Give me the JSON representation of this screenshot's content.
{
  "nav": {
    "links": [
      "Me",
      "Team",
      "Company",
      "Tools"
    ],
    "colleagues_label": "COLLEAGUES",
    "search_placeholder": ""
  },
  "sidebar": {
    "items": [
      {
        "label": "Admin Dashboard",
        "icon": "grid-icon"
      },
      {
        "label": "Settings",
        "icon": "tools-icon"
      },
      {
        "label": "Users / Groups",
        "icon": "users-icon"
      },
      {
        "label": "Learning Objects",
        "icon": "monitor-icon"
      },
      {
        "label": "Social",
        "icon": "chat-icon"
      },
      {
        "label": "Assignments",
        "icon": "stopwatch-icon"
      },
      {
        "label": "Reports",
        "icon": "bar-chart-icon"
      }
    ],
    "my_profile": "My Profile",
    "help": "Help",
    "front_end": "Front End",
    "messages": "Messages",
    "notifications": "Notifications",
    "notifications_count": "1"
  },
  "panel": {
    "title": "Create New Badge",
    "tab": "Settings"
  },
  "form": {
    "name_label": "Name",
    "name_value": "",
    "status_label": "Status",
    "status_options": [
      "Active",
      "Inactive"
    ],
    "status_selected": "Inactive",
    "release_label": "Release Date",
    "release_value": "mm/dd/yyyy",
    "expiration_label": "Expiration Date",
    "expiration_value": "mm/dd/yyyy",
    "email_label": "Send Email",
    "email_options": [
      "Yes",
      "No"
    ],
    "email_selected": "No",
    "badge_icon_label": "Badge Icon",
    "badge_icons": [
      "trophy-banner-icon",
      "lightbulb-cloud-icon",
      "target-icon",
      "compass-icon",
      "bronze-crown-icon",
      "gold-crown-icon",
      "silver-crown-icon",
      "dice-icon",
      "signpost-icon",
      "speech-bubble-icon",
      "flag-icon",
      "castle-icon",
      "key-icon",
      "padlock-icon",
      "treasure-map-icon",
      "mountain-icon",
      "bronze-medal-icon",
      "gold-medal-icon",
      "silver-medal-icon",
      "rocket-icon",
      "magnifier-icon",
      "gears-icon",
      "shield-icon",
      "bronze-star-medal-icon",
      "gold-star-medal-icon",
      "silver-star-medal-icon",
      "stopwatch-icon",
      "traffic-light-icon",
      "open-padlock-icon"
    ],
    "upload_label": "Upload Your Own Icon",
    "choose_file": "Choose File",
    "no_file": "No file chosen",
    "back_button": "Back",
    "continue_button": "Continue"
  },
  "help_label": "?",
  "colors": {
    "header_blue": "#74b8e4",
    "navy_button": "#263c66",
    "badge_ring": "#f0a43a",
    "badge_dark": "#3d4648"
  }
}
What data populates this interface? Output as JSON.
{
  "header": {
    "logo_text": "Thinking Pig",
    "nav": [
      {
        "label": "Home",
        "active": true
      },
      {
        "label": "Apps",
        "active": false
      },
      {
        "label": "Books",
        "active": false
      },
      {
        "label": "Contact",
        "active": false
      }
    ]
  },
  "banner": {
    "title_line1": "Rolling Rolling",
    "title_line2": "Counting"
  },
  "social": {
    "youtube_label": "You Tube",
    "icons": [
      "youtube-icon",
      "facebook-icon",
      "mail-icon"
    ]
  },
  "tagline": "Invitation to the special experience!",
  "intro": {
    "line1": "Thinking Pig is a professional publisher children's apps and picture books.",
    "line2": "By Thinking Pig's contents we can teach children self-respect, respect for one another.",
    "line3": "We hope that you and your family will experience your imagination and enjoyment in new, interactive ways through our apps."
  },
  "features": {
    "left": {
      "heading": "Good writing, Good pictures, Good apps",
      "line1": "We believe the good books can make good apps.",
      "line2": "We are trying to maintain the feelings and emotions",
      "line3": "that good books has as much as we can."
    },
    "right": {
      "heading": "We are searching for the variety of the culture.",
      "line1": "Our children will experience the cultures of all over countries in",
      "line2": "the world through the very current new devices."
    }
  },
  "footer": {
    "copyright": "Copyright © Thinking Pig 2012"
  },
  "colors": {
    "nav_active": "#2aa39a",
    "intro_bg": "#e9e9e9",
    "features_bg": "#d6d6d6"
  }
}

REQUIRED WORK:
Pick out each line above that includes "through" and show it.

WORKED SOLUTION:
    "line3": "We hope that you and your family will experience your imagination and enjoyment in new, interactive ways through our apps."
      "line2": "the world through the very current new devices."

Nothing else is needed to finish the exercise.